Every line of the listing must be reproduced as it stands. Leave the images behind.
++++ MATERIAL FOR THIS TASK ++++
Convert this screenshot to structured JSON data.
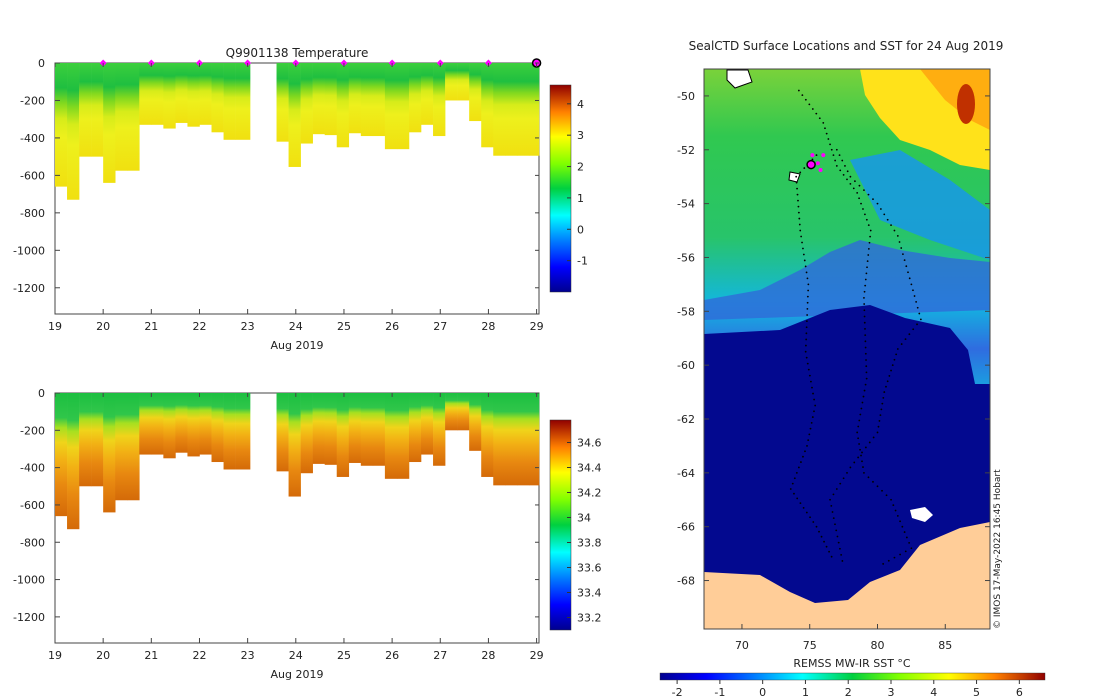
{
  "chart_data": [
    {
      "type": "heatmap",
      "title": "Q9901138  Temperature",
      "xlabel": "Aug 2019",
      "ylabel": "",
      "x_ticks": [
        19,
        20,
        21,
        22,
        23,
        24,
        25,
        26,
        27,
        28,
        29
      ],
      "y_ticks": [
        0,
        -200,
        -400,
        -600,
        -800,
        -1000,
        -1200
      ],
      "xlim": [
        19,
        29.05
      ],
      "ylim": [
        -1340,
        0
      ],
      "colorbar": {
        "ticks": [
          -1,
          0,
          1,
          2,
          3,
          4
        ],
        "range": [
          -2,
          4.6
        ]
      },
      "gap_days": [
        23.05,
        23.6
      ],
      "surface_markers_days": [
        20,
        21,
        22,
        23,
        24,
        25,
        26,
        27,
        28
      ],
      "current_marker_day": 29,
      "profiles": [
        {
          "day": 19.0,
          "max_depth": 660
        },
        {
          "day": 19.25,
          "max_depth": 730
        },
        {
          "day": 19.5,
          "max_depth": 500
        },
        {
          "day": 19.75,
          "max_depth": 500
        },
        {
          "day": 20.0,
          "max_depth": 640
        },
        {
          "day": 20.25,
          "max_depth": 575
        },
        {
          "day": 20.5,
          "max_depth": 575
        },
        {
          "day": 20.75,
          "max_depth": 330
        },
        {
          "day": 21.0,
          "max_depth": 330
        },
        {
          "day": 21.25,
          "max_depth": 350
        },
        {
          "day": 21.5,
          "max_depth": 320
        },
        {
          "day": 21.75,
          "max_depth": 340
        },
        {
          "day": 22.0,
          "max_depth": 330
        },
        {
          "day": 22.25,
          "max_depth": 370
        },
        {
          "day": 22.5,
          "max_depth": 410
        },
        {
          "day": 22.75,
          "max_depth": 410
        },
        {
          "day": 23.6,
          "max_depth": 420
        },
        {
          "day": 23.85,
          "max_depth": 555
        },
        {
          "day": 24.1,
          "max_depth": 430
        },
        {
          "day": 24.35,
          "max_depth": 380
        },
        {
          "day": 24.6,
          "max_depth": 385
        },
        {
          "day": 24.85,
          "max_depth": 450
        },
        {
          "day": 25.1,
          "max_depth": 375
        },
        {
          "day": 25.35,
          "max_depth": 390
        },
        {
          "day": 25.6,
          "max_depth": 390
        },
        {
          "day": 25.85,
          "max_depth": 460
        },
        {
          "day": 26.1,
          "max_depth": 460
        },
        {
          "day": 26.35,
          "max_depth": 370
        },
        {
          "day": 26.6,
          "max_depth": 330
        },
        {
          "day": 26.85,
          "max_depth": 390
        },
        {
          "day": 27.1,
          "max_depth": 200
        },
        {
          "day": 27.35,
          "max_depth": 200
        },
        {
          "day": 27.6,
          "max_depth": 310
        },
        {
          "day": 27.85,
          "max_depth": 450
        },
        {
          "day": 28.1,
          "max_depth": 495
        },
        {
          "day": 28.35,
          "max_depth": 495
        },
        {
          "day": 28.6,
          "max_depth": 495
        },
        {
          "day": 28.85,
          "max_depth": 495
        }
      ]
    },
    {
      "type": "heatmap",
      "title": "",
      "xlabel": "Aug 2019",
      "ylabel": "",
      "x_ticks": [
        19,
        20,
        21,
        22,
        23,
        24,
        25,
        26,
        27,
        28,
        29
      ],
      "y_ticks": [
        0,
        -200,
        -400,
        -600,
        -800,
        -1000,
        -1200
      ],
      "xlim": [
        19,
        29.05
      ],
      "ylim": [
        -1340,
        0
      ],
      "colorbar": {
        "ticks": [
          33.2,
          33.4,
          33.6,
          33.8,
          34,
          34.2,
          34.4,
          34.6
        ],
        "range": [
          33.1,
          34.78
        ]
      },
      "gap_days": [
        23.05,
        23.6
      ]
    },
    {
      "type": "heatmap",
      "title": "SealCTD Surface Locations and SST for 24 Aug 2019",
      "x_ticks": [
        70,
        75,
        80,
        85
      ],
      "y_ticks": [
        -50,
        -52,
        -54,
        -56,
        -58,
        -60,
        -62,
        -64,
        -66,
        -68
      ],
      "xlim": [
        67.2,
        88.3
      ],
      "ylim": [
        -69.8,
        -49
      ],
      "colorbar_label": "REMSS MW-IR SST °C",
      "colorbar": {
        "ticks": [
          -2,
          -1,
          0,
          1,
          2,
          3,
          4,
          5,
          6
        ],
        "range": [
          -2.4,
          6.6
        ]
      },
      "current_location": [
        75.1,
        -52.55
      ],
      "credit": "© IMOS 17-May-2022 16:45 Hobart"
    }
  ]
}
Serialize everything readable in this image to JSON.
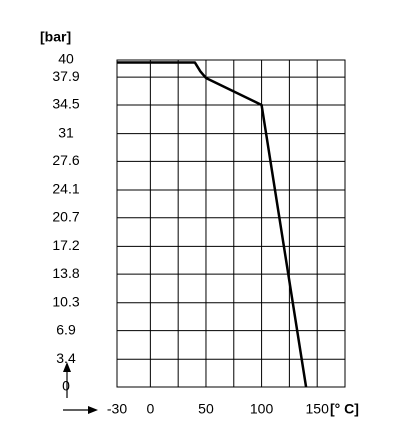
{
  "chart_data": {
    "type": "line",
    "y_label": "[bar]",
    "x_label": "[° C]",
    "x": [
      -30,
      40,
      45,
      50,
      100,
      140
    ],
    "series": [
      {
        "color": "#000000",
        "values": [
          39.7,
          39.7,
          38.6,
          37.8,
          34.5,
          0
        ]
      }
    ],
    "xlim": [
      -30,
      175
    ],
    "xticks": [
      -30,
      0,
      50,
      100,
      150
    ],
    "xgrid": [
      0,
      25,
      50,
      75,
      100,
      125,
      150,
      175
    ],
    "ylim": [
      0,
      40
    ],
    "yticks": [
      0,
      3.4,
      6.9,
      10.3,
      13.8,
      17.2,
      20.7,
      24.1,
      27.6,
      31,
      34.5,
      37.9,
      40
    ],
    "grid": true
  }
}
++++
FINISHED ANSWER:
Convert this screenshot to structured JSON data.
{
  "chart_data": [
    {
      "type": "heatmap",
      "title": "Q9901138  Temperature",
      "xlabel": "Aug 2019",
      "ylabel": "",
      "x_ticks": [
        19,
        20,
        21,
        22,
        23,
        24,
        25,
        26,
        27,
        28,
        29
      ],
      "y_ticks": [
        0,
        -200,
        -400,
        -600,
        -800,
        -1000,
        -1200
      ],
      "xlim": [
        19,
        29.05
      ],
      "ylim": [
        -1340,
        0
      ],
      "colorbar": {
        "ticks": [
          -1,
          0,
          1,
          2,
          3,
          4
        ],
        "range": [
          -2,
          4.6
        ]
      },
      "gap_days": [
        23.05,
        23.6
      ],
      "surface_markers_days": [
        20,
        21,
        22,
        23,
        24,
        25,
        26,
        27,
        28
      ],
      "current_marker_day": 29,
      "profiles": [
        {
          "day": 19.0,
          "max_depth": 660
        },
        {
          "day": 19.25,
          "max_depth": 730
        },
        {
          "day": 19.5,
          "max_depth": 500
        },
        {
          "day": 19.75,
          "max_depth": 500
        },
        {
          "day": 20.0,
          "max_depth": 640
        },
        {
          "day": 20.25,
          "max_depth": 575
        },
        {
          "day": 20.5,
          "max_depth": 575
        },
        {
          "day": 20.75,
          "max_depth": 330
        },
        {
          "day": 21.0,
          "max_depth": 330
        },
        {
          "day": 21.25,
          "max_depth": 350
        },
        {
          "day": 21.5,
          "max_depth": 320
        },
        {
          "day": 21.75,
          "max_depth": 340
        },
        {
          "day": 22.0,
          "max_depth": 330
        },
        {
          "day": 22.25,
          "max_depth": 370
        },
        {
          "day": 22.5,
          "max_depth": 410
        },
        {
          "day": 22.75,
          "max_depth": 410
        },
        {
          "day": 23.6,
          "max_depth": 420
        },
        {
          "day": 23.85,
          "max_depth": 555
        },
        {
          "day": 24.1,
          "max_depth": 430
        },
        {
          "day": 24.35,
          "max_depth": 380
        },
        {
          "day": 24.6,
          "max_depth": 385
        },
        {
          "day": 24.85,
          "max_depth": 450
        },
        {
          "day": 25.1,
          "max_depth": 375
        },
        {
          "day": 25.35,
          "max_depth": 390
        },
        {
          "day": 25.6,
          "max_depth": 390
        },
        {
          "day": 25.85,
          "max_depth": 460
        },
        {
          "day": 26.1,
          "max_depth": 460
        },
        {
          "day": 26.35,
          "max_depth": 370
        },
        {
          "day": 26.6,
          "max_depth": 330
        },
        {
          "day": 26.85,
          "max_depth": 390
        },
        {
          "day": 27.1,
          "max_depth": 200
        },
        {
          "day": 27.35,
          "max_depth": 200
        },
        {
          "day": 27.6,
          "max_depth": 310
        },
        {
          "day": 27.85,
          "max_depth": 450
        },
        {
          "day": 28.1,
          "max_depth": 495
        },
        {
          "day": 28.35,
          "max_depth": 495
        },
        {
          "day": 28.6,
          "max_depth": 495
        },
        {
          "day": 28.85,
          "max_depth": 495
        }
      ]
    },
    {
      "type": "heatmap",
      "title": "",
      "xlabel": "Aug 2019",
      "ylabel": "",
      "x_ticks": [
        19,
        20,
        21,
        22,
        23,
        24,
        25,
        26,
        27,
        28,
        29
      ],
      "y_ticks": [
        0,
        -200,
        -400,
        -600,
        -800,
        -1000,
        -1200
      ],
      "xlim": [
        19,
        29.05
      ],
      "ylim": [
        -1340,
        0
      ],
      "colorbar": {
        "ticks": [
          33.2,
          33.4,
          33.6,
          33.8,
          34,
          34.2,
          34.4,
          34.6
        ],
        "range": [
          33.1,
          34.78
        ]
      },
      "gap_days": [
        23.05,
        23.6
      ]
    },
    {
      "type": "heatmap",
      "title": "SealCTD Surface Locations and SST for 24 Aug 2019",
      "x_ticks": [
        70,
        75,
        80,
        85
      ],
      "y_ticks": [
        -50,
        -52,
        -54,
        -56,
        -58,
        -60,
        -62,
        -64,
        -66,
        -68
      ],
      "xlim": [
        67.2,
        88.3
      ],
      "ylim": [
        -69.8,
        -49
      ],
      "colorbar_label": "REMSS MW-IR SST °C",
      "colorbar": {
        "ticks": [
          -2,
          -1,
          0,
          1,
          2,
          3,
          4,
          5,
          6
        ],
        "range": [
          -2.4,
          6.6
        ]
      },
      "current_location": [
        75.1,
        -52.55
      ],
      "credit": "© IMOS 17-May-2022 16:45 Hobart"
    }
  ]
}
Serialize everything readable in this image to JSON.
{
  "chart_data": {
    "type": "line",
    "y_label": "[bar]",
    "x_label": "[° C]",
    "x": [
      -30,
      40,
      45,
      50,
      100,
      140
    ],
    "series": [
      {
        "color": "#000000",
        "values": [
          39.7,
          39.7,
          38.6,
          37.8,
          34.5,
          0
        ]
      }
    ],
    "xlim": [
      -30,
      175
    ],
    "xticks": [
      -30,
      0,
      50,
      100,
      150
    ],
    "xgrid": [
      0,
      25,
      50,
      75,
      100,
      125,
      150,
      175
    ],
    "ylim": [
      0,
      40
    ],
    "yticks": [
      0,
      3.4,
      6.9,
      10.3,
      13.8,
      17.2,
      20.7,
      24.1,
      27.6,
      31,
      34.5,
      37.9,
      40
    ],
    "grid": true
  }
}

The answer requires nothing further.